Au rez-de-chaussée, Cœur de Bastide présente un grand espace ouvert, avec un café associatif, une zone d'exposition et une petite librairie. Le tiers-lieu ne désemplit pas, il est devenu le nouveau centre de vie de Sainte-Foy-la-Grande, une commune rurale et pauvre à 80 kilomètres à l'est de Bordeaux.
Cœur de Bastide est né en 2012, à l'initiative de dix commerçants et habitants. "Le centre-ville était un petit peu déserté car il y avait l'ouverture d'un grand centre hypermarché en rocade", raconte Marc Sahraoui, l'un des fondateurs, "[on] n'avait pas vraiment le moral à Sainte-Foy-la-Grande !"
Des commerçants ont l'idée de s'associer avec des militants associatifs pour travailler ensemble sur la revitalisation du centre-ville. Une SCI est constituée, un bâtiment acheté et restauré, grâce à des dons, des subventions et à beaucoup d'heures de bénévolat. Aujourd'hui le tiers-lieu regroupe 40 associations, 700 membres et fonctionne avec un budget conséquent (près de 200 000 euros).
Cœur de Bastide accompagne aujourd'hui celles et ceux qui veulent créer leur propre entreprise. Alice, une couturière venue de Côte d'Ivoire, réalisait des vêtements chez elle: elle vient désormais les exposer ici dans l'attente de pouvoir trouver une boutique. Elle qui ne savait pas comment s'y prendre pour ses démarches administratives a aussi trouvé de l'aide dans le tiers lieu, "ils ont tout fait pour moi".
Serge Broch, lui, a créé une petite maison d'édition et travaille sur un nouveau projet: la création de petites unités locales de purification de l'eau, pour fournir de l'eau de qualité, dans des bouteilles en verre, à des personnes âgées par exemple. Il espère fédérer d'autres entreprises autour de lui, des restaurateurs qui pourraient partager le même réseau de distribution. Des initiatives qui peuvent offrir des débouchés aux jeunes au chômage : "On relocalise une production pour créer des emplois."
À Sainte-Foy-la-Grande, la pauvreté touche près de 40% des habitants, et "Cœur de Bastide" s'est investi dans l'aide aux démarches administratives. Les dossiers s'entassent sur le bureau d'Edwige : une femme battue qui a besoin de trouver un nouveau logement, une personne confrontée au harcèlement scolaire, une autre qui cherche à faire un transfert d'argent ou une carte grise...
Patricia Juthiaud, la coordinatrice du projet Cœur de Bastide le confirme, "on est dans le croissant de pauvreté en Aquitaine : on a 40% de gens en-dessous du seuil de pauvreté, une population migrante, beaucoup de personnes âgées, de gens au chômage, et on a aussi des gens très très riches, et notre travail c'est de faire se rencontrer ces gens entre eux !"

Consigne :: Recopiez, s'il vous plaît, le passage de l'extrait sur Cœur de Bastide qui va de « À Sainte-Foy-la-Grande, la » jusqu'à « une carte grise... » inclus. La liste qui suit provient d'une autre source.

Données fournies ::
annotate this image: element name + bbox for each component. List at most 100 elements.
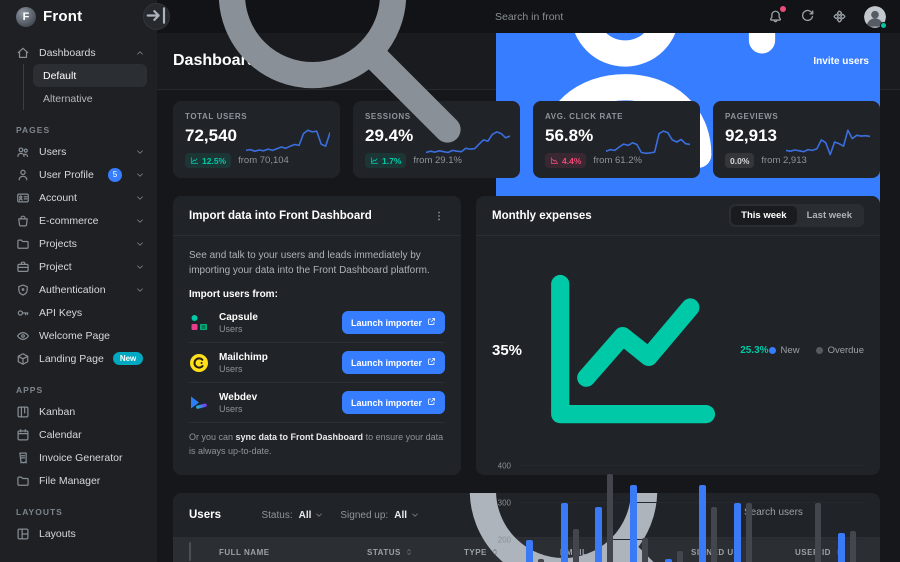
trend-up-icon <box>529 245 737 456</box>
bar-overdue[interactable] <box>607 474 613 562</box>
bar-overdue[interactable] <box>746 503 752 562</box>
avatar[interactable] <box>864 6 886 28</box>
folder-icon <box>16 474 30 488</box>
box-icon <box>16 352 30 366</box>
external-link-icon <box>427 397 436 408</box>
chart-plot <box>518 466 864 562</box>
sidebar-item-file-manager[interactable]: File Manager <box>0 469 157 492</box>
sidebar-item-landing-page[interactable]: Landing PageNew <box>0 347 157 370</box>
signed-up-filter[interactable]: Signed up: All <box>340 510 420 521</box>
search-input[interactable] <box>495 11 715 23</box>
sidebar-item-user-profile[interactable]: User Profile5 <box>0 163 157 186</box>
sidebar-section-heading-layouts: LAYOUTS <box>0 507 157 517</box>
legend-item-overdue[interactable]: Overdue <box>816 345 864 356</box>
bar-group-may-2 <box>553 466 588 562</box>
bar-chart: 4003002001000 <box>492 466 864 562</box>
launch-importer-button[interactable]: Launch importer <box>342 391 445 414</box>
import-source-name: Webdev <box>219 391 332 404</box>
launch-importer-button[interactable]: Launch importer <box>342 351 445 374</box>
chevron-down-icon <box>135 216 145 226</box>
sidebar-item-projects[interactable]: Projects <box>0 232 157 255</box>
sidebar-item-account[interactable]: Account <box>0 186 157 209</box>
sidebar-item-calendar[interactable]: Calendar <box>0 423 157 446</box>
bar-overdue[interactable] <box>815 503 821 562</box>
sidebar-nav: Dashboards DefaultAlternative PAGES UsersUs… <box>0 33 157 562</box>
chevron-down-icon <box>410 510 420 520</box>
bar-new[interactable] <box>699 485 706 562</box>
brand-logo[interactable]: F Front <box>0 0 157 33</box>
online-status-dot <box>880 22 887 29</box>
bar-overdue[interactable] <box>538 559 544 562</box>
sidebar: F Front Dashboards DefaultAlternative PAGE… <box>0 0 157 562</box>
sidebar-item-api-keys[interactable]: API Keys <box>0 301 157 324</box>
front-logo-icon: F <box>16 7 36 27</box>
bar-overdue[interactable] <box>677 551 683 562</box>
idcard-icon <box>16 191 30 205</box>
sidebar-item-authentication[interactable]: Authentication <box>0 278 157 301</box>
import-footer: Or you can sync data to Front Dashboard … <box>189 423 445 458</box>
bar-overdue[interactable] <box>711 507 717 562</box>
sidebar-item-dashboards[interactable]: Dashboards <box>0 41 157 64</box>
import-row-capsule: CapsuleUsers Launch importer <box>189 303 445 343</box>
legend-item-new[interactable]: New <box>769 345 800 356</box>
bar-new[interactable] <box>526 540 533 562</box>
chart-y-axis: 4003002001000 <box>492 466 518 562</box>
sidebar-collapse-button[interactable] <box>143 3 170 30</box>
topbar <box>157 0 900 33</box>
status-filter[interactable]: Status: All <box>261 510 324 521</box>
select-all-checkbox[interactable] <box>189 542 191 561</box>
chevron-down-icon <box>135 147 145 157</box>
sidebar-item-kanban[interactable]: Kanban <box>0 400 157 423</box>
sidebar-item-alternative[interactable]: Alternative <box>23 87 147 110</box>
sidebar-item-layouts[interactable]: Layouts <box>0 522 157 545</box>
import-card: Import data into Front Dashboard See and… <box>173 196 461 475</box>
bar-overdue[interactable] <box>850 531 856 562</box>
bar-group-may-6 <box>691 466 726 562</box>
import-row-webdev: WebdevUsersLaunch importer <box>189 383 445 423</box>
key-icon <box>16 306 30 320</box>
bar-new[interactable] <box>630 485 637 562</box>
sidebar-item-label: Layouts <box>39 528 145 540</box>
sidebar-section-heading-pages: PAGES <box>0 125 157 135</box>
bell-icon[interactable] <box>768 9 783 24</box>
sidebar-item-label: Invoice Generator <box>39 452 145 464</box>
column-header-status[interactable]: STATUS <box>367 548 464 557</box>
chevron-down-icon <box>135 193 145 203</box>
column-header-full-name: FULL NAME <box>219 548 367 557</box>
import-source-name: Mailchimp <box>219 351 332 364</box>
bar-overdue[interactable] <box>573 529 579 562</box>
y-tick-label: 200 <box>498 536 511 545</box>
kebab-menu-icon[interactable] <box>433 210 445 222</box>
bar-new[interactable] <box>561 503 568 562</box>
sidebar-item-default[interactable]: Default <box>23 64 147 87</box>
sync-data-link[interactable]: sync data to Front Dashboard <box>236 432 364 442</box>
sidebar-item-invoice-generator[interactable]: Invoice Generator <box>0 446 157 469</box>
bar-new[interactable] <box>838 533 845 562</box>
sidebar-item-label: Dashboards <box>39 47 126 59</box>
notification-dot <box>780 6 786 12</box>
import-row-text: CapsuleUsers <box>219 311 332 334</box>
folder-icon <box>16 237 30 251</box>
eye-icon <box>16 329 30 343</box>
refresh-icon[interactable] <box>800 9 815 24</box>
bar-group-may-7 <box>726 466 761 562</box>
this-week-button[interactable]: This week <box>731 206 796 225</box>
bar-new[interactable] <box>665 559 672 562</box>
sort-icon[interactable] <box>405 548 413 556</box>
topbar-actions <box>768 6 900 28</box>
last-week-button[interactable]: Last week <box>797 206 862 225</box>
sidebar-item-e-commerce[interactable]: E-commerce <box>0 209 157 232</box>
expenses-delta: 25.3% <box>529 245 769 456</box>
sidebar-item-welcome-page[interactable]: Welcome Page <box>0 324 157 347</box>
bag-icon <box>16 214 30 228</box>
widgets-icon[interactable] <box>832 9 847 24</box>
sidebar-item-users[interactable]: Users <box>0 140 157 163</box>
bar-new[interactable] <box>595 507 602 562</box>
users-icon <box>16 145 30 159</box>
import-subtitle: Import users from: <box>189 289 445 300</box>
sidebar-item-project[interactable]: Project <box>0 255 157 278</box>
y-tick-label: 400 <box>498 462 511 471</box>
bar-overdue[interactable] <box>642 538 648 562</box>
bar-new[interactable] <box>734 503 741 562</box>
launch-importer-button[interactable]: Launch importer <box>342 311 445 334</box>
==
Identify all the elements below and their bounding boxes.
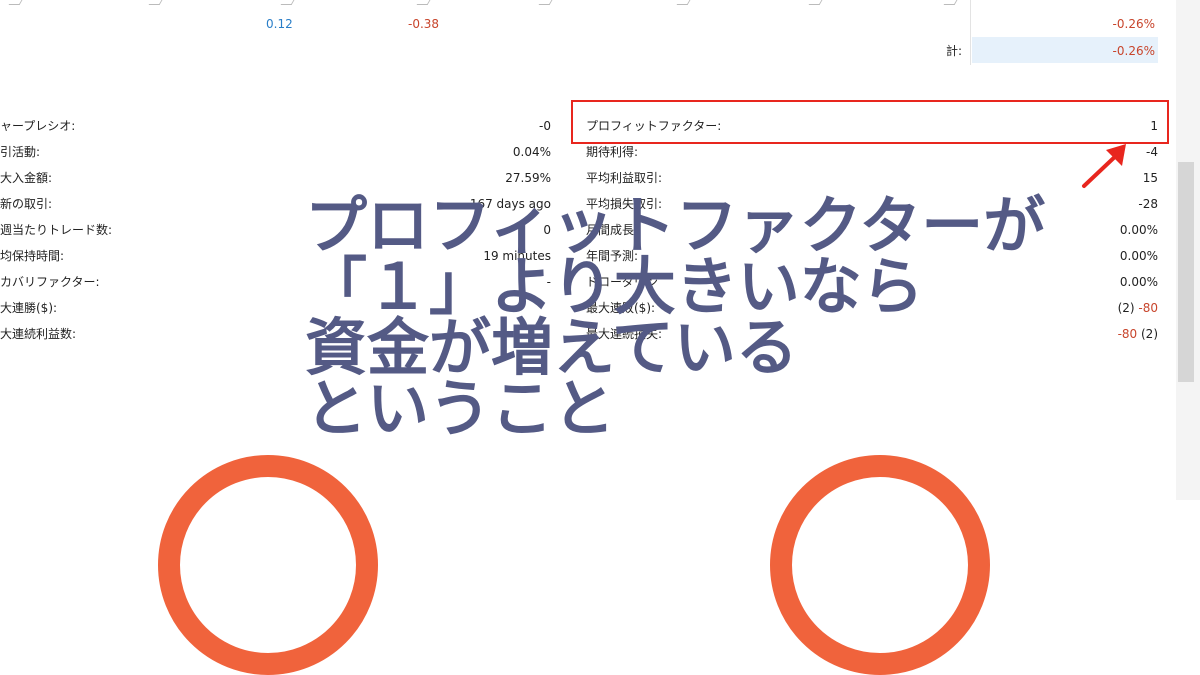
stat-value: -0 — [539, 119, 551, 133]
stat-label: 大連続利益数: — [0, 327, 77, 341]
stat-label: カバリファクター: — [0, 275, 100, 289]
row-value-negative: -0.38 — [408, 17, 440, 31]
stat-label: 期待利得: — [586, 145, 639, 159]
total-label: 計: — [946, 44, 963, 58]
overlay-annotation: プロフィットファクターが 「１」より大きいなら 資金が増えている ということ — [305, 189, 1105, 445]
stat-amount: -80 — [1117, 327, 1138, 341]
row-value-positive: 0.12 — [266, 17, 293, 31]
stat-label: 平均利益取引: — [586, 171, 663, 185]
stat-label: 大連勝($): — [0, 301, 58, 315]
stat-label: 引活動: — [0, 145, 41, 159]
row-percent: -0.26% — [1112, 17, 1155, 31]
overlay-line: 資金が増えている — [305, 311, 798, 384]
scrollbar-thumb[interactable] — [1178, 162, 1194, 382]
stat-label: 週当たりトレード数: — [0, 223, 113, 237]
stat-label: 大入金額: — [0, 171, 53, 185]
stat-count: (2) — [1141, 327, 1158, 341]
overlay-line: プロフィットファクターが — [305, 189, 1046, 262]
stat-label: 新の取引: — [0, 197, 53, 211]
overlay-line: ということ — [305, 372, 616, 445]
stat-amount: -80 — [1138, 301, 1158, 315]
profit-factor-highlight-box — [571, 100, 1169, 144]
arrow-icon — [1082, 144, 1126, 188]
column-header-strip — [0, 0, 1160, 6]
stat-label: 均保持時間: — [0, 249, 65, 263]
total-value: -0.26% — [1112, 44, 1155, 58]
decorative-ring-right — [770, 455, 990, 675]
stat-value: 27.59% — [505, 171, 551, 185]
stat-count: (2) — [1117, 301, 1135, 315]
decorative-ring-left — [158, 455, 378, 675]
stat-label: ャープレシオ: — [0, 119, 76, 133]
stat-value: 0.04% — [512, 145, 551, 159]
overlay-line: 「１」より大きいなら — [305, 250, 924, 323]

Exercice réalisé ::
À Sainte-Foy-la-Grande, la pauvreté touche près de 40% des habitants, et "Cœur de Bastide" s'est investi dans l'aide aux démarches administratives. Les dossiers s'entassent sur le bureau d'Edwige : une femme battue qui a besoin de trouver un nouveau logement, une personne confrontée au harcèlement scolaire, une autre qui cherche à faire un transfert d'argent ou une carte grise...